▶ PROBLEM DESCRIPTION:
Show each line of the data below that has the string "modified" in it.

[Entries taken from a collection]
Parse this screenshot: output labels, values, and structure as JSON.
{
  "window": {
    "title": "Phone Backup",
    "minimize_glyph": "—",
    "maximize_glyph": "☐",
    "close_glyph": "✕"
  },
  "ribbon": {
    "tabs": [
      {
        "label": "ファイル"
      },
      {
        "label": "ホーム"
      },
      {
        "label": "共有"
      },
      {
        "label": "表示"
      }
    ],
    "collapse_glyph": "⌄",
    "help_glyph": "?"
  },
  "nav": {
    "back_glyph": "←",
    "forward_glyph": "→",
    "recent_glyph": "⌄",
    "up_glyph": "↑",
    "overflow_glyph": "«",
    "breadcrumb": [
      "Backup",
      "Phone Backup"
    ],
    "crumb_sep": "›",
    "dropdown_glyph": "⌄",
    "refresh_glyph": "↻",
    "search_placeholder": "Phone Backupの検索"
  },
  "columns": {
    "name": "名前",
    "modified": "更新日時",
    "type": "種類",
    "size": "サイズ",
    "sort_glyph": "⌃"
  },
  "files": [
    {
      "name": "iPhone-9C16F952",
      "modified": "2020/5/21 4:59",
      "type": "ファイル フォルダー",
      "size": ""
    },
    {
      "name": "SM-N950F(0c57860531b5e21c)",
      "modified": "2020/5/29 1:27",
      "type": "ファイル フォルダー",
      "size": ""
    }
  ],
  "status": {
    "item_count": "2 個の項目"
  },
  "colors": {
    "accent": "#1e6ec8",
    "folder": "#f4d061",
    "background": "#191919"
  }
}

▶ ANSWER BELOW:
    "modified": "更新日時",
      "modified": "2020/5/21 4:59",
      "modified": "2020/5/29 1:27",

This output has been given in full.